Consigne:
Transcrivez fidèlement le passage de l'extrait ci-dessous sur l'interrogatoire de Jeanne, depuis « Parole de bon » jusqu'à « où je m'échapperai. » inclus.

Texte source:
= = = = = = =

Et elle ajouta qu'elle les avait bien vus et savait qu'ils étaient saints dans le paradis.
  « En avez-vous vu autre chose que la face ?
  — Je vous ai dit tout ce que j'en sais : mais plutôt que de vous dire tout ce que je sais, j'aimerais mieux que vous me fissiez couper le cou.
  — Croyez-vous que saint Michel et saint Gabriel avaient des têtes naturelles ?
  — Je les ai vus eux-mêmes de mes yeux, et je crois que ce sont eux aussi fermement que Dieu est.
  — Croyez-vous que Dieu les ait faits en la forme où vous les voyez ?
  — Oui.
  — Croyez-vous que Dieu les ait créés ainsi dès le commencement ?
  — Vous n'aurez de moi rien autre chose que ce que je vous ai répondu (41). »

  Les réponses de Jeanne excluant l'idée que ses visions fussent une simple illusion de son esprit, il y avait, on l'a vu, pour les juges, un moyen de les faire tourner contre ces voix elles-mêmes : c'était de montrer qu'elles l'avaient trompée. On se crut assez sûr de la bien tenir, pour tes convaincre d'impuissance ou d'imposture en lui faisant cette question :
  « Savez-vous par révélation que vous deviez vous échapper ?
  — Cela ne touche pas votre procès. Voulez-vous que je parle contre moi ? »
  Parole de bon sens qui était la condamnation de tout ce système d'enquête : que voulait-on autre chose, en effet, depuis qu'on l'interrogeait ?
  « Vos voix vous l'ont-elles dit ? reprit le juge insistant.
  — Ce n'est pas de votre procès. Je m'en rapporte au procès : si tout vous regardait, je vous dirais tout. » Et elle ajouta : « Par ma foi, je ne sais ni le jour, ni l'heure où je m'échapperai.

= = = = = = =

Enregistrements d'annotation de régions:
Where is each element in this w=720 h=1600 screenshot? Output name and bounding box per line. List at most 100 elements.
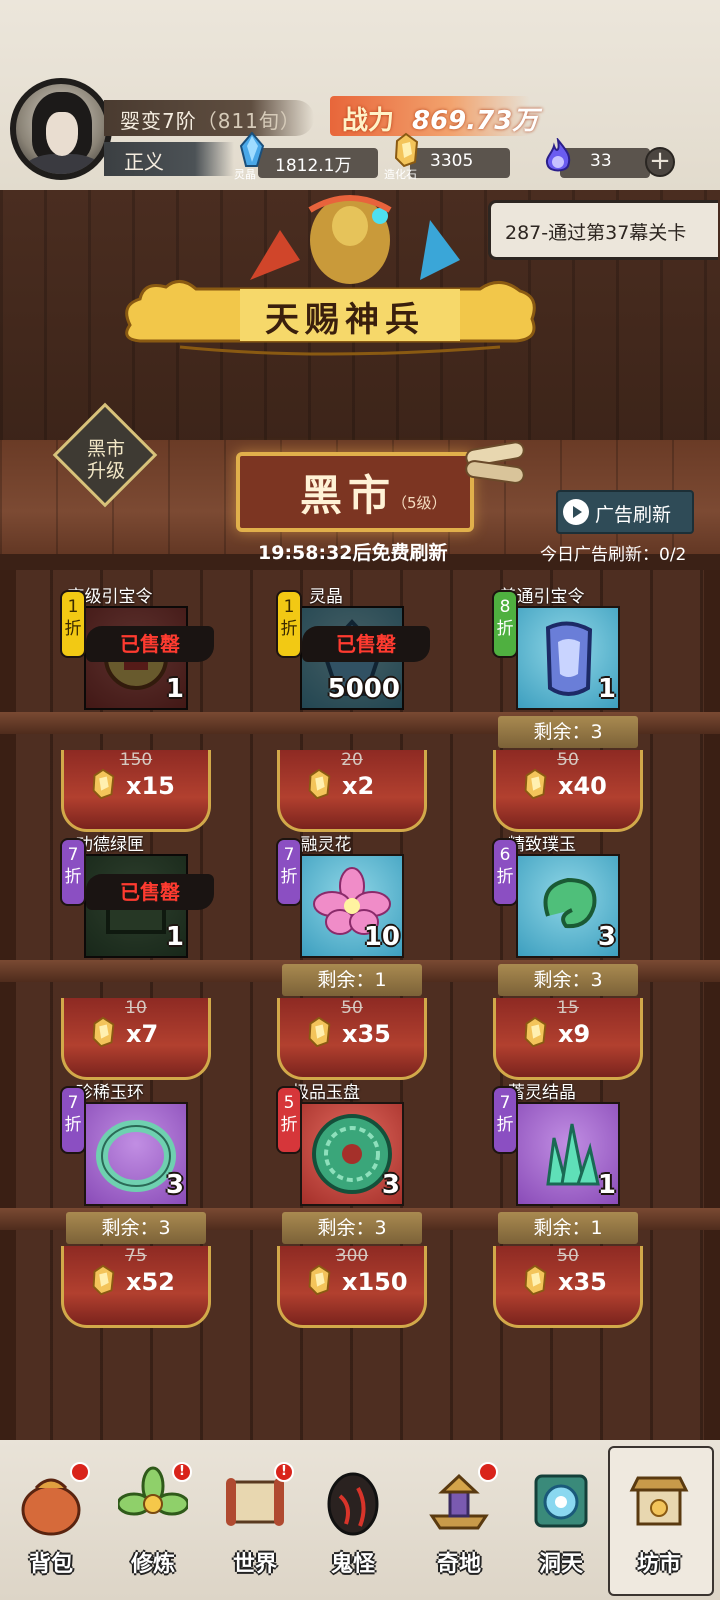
nav-label: 奇地: [436, 1551, 481, 1577]
nav-item-scroll-map[interactable]: ! 世界: [210, 1450, 300, 1590]
ad-refresh-label: 广告刷新: [595, 504, 672, 526]
remaining-stock: 剩余：3: [66, 1212, 206, 1244]
top-status-bar: 婴变7阶（811旬） 正义 战力 869.73万 灵晶 1812.1万 造化石 …: [0, 0, 720, 190]
purple-flame-value: 33: [590, 151, 612, 171]
sale-price: x35: [342, 1020, 391, 1048]
original-price: 150: [119, 750, 153, 770]
sale-price: x40: [558, 772, 607, 800]
nav-label: 洞天: [538, 1551, 583, 1577]
nav-label: 坊市: [636, 1551, 681, 1577]
quest-text: 287-通过第37幕关卡: [505, 222, 687, 244]
nav-item-lotus[interactable]: ! 修炼: [108, 1450, 198, 1590]
nav-item-portal[interactable]: 洞天: [516, 1450, 606, 1590]
item-quantity: 10: [363, 922, 400, 952]
sale-price: x2: [342, 772, 375, 800]
sold-out-label: 已售罄: [86, 626, 214, 662]
black-market-title: 黑市: [300, 471, 397, 520]
original-price: 50: [341, 998, 363, 1018]
play-icon: [563, 499, 589, 525]
combat-power-label: 战力: [342, 106, 395, 136]
sale-price: x15: [126, 772, 175, 800]
portal-icon: [534, 1474, 588, 1528]
original-price: 10: [125, 998, 147, 1018]
player-realm: 婴变7阶（811旬）: [120, 109, 301, 133]
original-price: 50: [557, 1246, 579, 1266]
creation-stone-icon: [524, 1264, 547, 1296]
creation-stone-icon: [308, 768, 331, 800]
alert-badge: !: [172, 1462, 192, 1482]
discount-badge: 1折: [60, 590, 86, 658]
player-avatar[interactable]: [10, 78, 112, 180]
shelf-pillar-left: [0, 570, 16, 1440]
discount-badge: 7折: [60, 838, 86, 906]
nav-label: 修炼: [130, 1551, 175, 1577]
combat-power-value: 869.73万: [412, 106, 539, 136]
creation-stone-icon: [394, 132, 419, 168]
remaining-stock: 剩余：1: [282, 964, 422, 996]
notification-dot: [478, 1462, 498, 1482]
player-realm-sub: （811旬）: [196, 109, 301, 133]
spirit-crystal-icon: [239, 132, 265, 167]
ghost-egg-icon: [327, 1472, 379, 1536]
original-price: 300: [335, 1246, 369, 1266]
market-upgrade-label: 黑市升级: [86, 438, 125, 482]
item-quantity: 3: [597, 922, 616, 952]
sale-price: x35: [558, 1268, 607, 1296]
market-stall-icon: [629, 1476, 689, 1526]
nav-item-pagoda[interactable]: 奇地: [414, 1450, 504, 1590]
nav-label: 背包: [28, 1551, 73, 1577]
sale-price: x9: [558, 1020, 591, 1048]
original-price: 15: [557, 998, 579, 1018]
alert-badge: !: [274, 1462, 294, 1482]
creation-stone-icon: [92, 768, 115, 800]
discount-badge: 7折: [60, 1086, 86, 1154]
creation-stone-icon: [92, 1016, 115, 1048]
add-resource-button[interactable]: +: [645, 147, 675, 177]
item-quantity: 1: [597, 674, 616, 704]
spirit-crystal-value: 1812.1万: [275, 156, 352, 176]
creation-stone-icon: [308, 1016, 331, 1048]
item-quantity: 1: [165, 922, 184, 952]
scroll-decor-icon: [465, 441, 525, 484]
nav-item-market-stall[interactable]: 坊市: [614, 1450, 704, 1590]
original-price: 20: [341, 750, 363, 770]
sold-out-label: 已售罄: [86, 874, 214, 910]
item-quantity: 3: [381, 1170, 400, 1200]
creation-stone-icon: [524, 768, 547, 800]
discount-badge: 7折: [492, 1086, 518, 1154]
item-quantity: 1: [165, 674, 184, 704]
nav-label: 鬼怪: [330, 1551, 375, 1577]
ad-refresh-count: 今日广告刷新：0/2: [540, 545, 687, 565]
nav-item-bag[interactable]: 背包: [6, 1450, 96, 1590]
sale-price: x7: [126, 1020, 159, 1048]
remaining-stock: 剩余：3: [498, 716, 638, 748]
shelf-pillar-right: [704, 570, 720, 1440]
sale-price: x150: [342, 1268, 408, 1296]
sold-out-label: 已售罄: [302, 626, 430, 662]
creation-stone-caption: 造化石: [384, 168, 417, 181]
banner-title[interactable]: 天赐神兵: [265, 292, 425, 341]
purple-flame-icon: [545, 138, 571, 172]
creation-stone-value: 3305: [430, 151, 474, 171]
item-quantity: 3: [165, 1170, 184, 1200]
discount-badge: 1折: [276, 590, 302, 658]
nav-label: 世界: [232, 1551, 277, 1577]
black-market-level: （5级）: [392, 494, 447, 512]
creation-stone-icon: [524, 1016, 547, 1048]
creation-stone-icon: [92, 1264, 115, 1296]
discount-badge: 8折: [492, 590, 518, 658]
item-quantity: 1: [597, 1170, 616, 1200]
remaining-stock: 剩余：3: [282, 1212, 422, 1244]
original-price: 75: [125, 1246, 147, 1266]
free-refresh-timer: 19:58:32后免费刷新: [258, 542, 448, 564]
remaining-stock: 剩余：1: [498, 1212, 638, 1244]
remaining-stock: 剩余：3: [498, 964, 638, 996]
item-quantity: 5000: [327, 674, 400, 704]
spirit-crystal-caption: 灵晶: [234, 168, 256, 181]
discount-badge: 7折: [276, 838, 302, 906]
discount-badge: 5折: [276, 1086, 302, 1154]
original-price: 50: [557, 750, 579, 770]
sale-price: x52: [126, 1268, 175, 1296]
nav-item-ghost-egg[interactable]: 鬼怪: [308, 1450, 398, 1590]
discount-badge: 6折: [492, 838, 518, 906]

= = = = = = =

Réponse rédigée:
Parole de bon sens qui était la condamnation de tout ce système d'enquête : que voulait-on autre chose, en effet, depuis qu'on l'interrogeait ?
  « Vos voix vous l'ont-elles dit ? reprit le juge insistant.
  — Ce n'est pas de votre procès. Je m'en rapporte au procès : si tout vous regardait, je vous dirais tout. » Et elle ajouta : « Par ma foi, je ne sais ni le jour, ni l'heure où je m'échapperai.